=== PROBLEM DESCRIPTION ===
Without the pictures, give the entries below again exactly as written.

══ INFORMATION SHOWN ══

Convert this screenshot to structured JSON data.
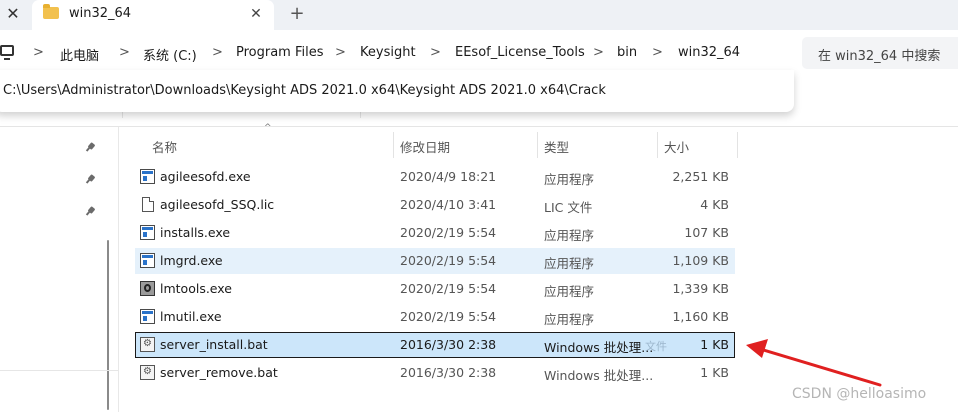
{
  "window": {
    "close_glyph": "✕",
    "tab_title": "win32_64",
    "tab_close_glyph": "✕",
    "new_tab_glyph": "+"
  },
  "breadcrumb": {
    "separator": ">",
    "items": [
      "此电脑",
      "系统 (C:)",
      "Program Files",
      "Keysight",
      "EEsof_License_Tools",
      "bin",
      "win32_64"
    ]
  },
  "search": {
    "placeholder": "在 win32_64 中搜索"
  },
  "path_popup": {
    "value": "C:\\Users\\Administrator\\Downloads\\Keysight ADS 2021.0 x64\\Keysight ADS 2021.0 x64\\Crack"
  },
  "columns": {
    "name": "名称",
    "modified": "修改日期",
    "type": "类型",
    "size": "大小"
  },
  "files": [
    {
      "name": "agileesofd.exe",
      "modified": "2020/4/9 18:21",
      "type": "应用程序",
      "size": "2,251 KB",
      "icon": "exe-icon",
      "state": "normal"
    },
    {
      "name": "agileesofd_SSQ.lic",
      "modified": "2020/4/10 3:41",
      "type": "LIC 文件",
      "size": "4 KB",
      "icon": "document-icon",
      "state": "normal"
    },
    {
      "name": "installs.exe",
      "modified": "2020/2/19 5:54",
      "type": "应用程序",
      "size": "107 KB",
      "icon": "exe-icon",
      "state": "normal"
    },
    {
      "name": "lmgrd.exe",
      "modified": "2020/2/19 5:54",
      "type": "应用程序",
      "size": "1,109 KB",
      "icon": "exe-icon",
      "state": "hover"
    },
    {
      "name": "lmtools.exe",
      "modified": "2020/2/19 5:54",
      "type": "应用程序",
      "size": "1,339 KB",
      "icon": "tool-icon",
      "state": "normal"
    },
    {
      "name": "lmutil.exe",
      "modified": "2020/2/19 5:54",
      "type": "应用程序",
      "size": "1,160 KB",
      "icon": "exe-icon",
      "state": "normal"
    },
    {
      "name": "server_install.bat",
      "modified": "2016/3/30 2:38",
      "type": "Windows 批处理...",
      "size": "1 KB",
      "icon": "batch-file-icon",
      "state": "selected"
    },
    {
      "name": "server_remove.bat",
      "modified": "2016/3/30 2:38",
      "type": "Windows 批处理...",
      "size": "1 KB",
      "icon": "batch-file-icon",
      "state": "normal"
    }
  ],
  "tooltip_ghost": "文件",
  "annotation": {
    "arrow_color": "#e02020"
  },
  "watermark": "CSDN @helloasimo",
  "colors": {
    "selection": "#cce6fa",
    "hover": "#e5f1fb",
    "folder": "#f2c14e"
  }
}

═══

=== WORKED ANSWER ===
Convert this screenshot to structured JSON data.
{
  "window": {
    "close_glyph": "✕",
    "tab_title": "win32_64",
    "tab_close_glyph": "✕",
    "new_tab_glyph": "+"
  },
  "breadcrumb": {
    "separator": ">",
    "items": [
      "此电脑",
      "系统 (C:)",
      "Program Files",
      "Keysight",
      "EEsof_License_Tools",
      "bin",
      "win32_64"
    ]
  },
  "search": {
    "placeholder": "在 win32_64 中搜索"
  },
  "path_popup": {
    "value": "C:\\Users\\Administrator\\Downloads\\Keysight ADS 2021.0 x64\\Keysight ADS 2021.0 x64\\Crack"
  },
  "columns": {
    "name": "名称",
    "modified": "修改日期",
    "type": "类型",
    "size": "大小"
  },
  "files": [
    {
      "name": "agileesofd.exe",
      "modified": "2020/4/9 18:21",
      "type": "应用程序",
      "size": "2,251 KB",
      "icon": "exe-icon",
      "state": "normal"
    },
    {
      "name": "agileesofd_SSQ.lic",
      "modified": "2020/4/10 3:41",
      "type": "LIC 文件",
      "size": "4 KB",
      "icon": "document-icon",
      "state": "normal"
    },
    {
      "name": "installs.exe",
      "modified": "2020/2/19 5:54",
      "type": "应用程序",
      "size": "107 KB",
      "icon": "exe-icon",
      "state": "normal"
    },
    {
      "name": "lmgrd.exe",
      "modified": "2020/2/19 5:54",
      "type": "应用程序",
      "size": "1,109 KB",
      "icon": "exe-icon",
      "state": "hover"
    },
    {
      "name": "lmtools.exe",
      "modified": "2020/2/19 5:54",
      "type": "应用程序",
      "size": "1,339 KB",
      "icon": "tool-icon",
      "state": "normal"
    },
    {
      "name": "lmutil.exe",
      "modified": "2020/2/19 5:54",
      "type": "应用程序",
      "size": "1,160 KB",
      "icon": "exe-icon",
      "state": "normal"
    },
    {
      "name": "server_install.bat",
      "modified": "2016/3/30 2:38",
      "type": "Windows 批处理...",
      "size": "1 KB",
      "icon": "batch-file-icon",
      "state": "selected"
    },
    {
      "name": "server_remove.bat",
      "modified": "2016/3/30 2:38",
      "type": "Windows 批处理...",
      "size": "1 KB",
      "icon": "batch-file-icon",
      "state": "normal"
    }
  ],
  "tooltip_ghost": "文件",
  "annotation": {
    "arrow_color": "#e02020"
  },
  "watermark": "CSDN @helloasimo",
  "colors": {
    "selection": "#cce6fa",
    "hover": "#e5f1fb",
    "folder": "#f2c14e"
  }
}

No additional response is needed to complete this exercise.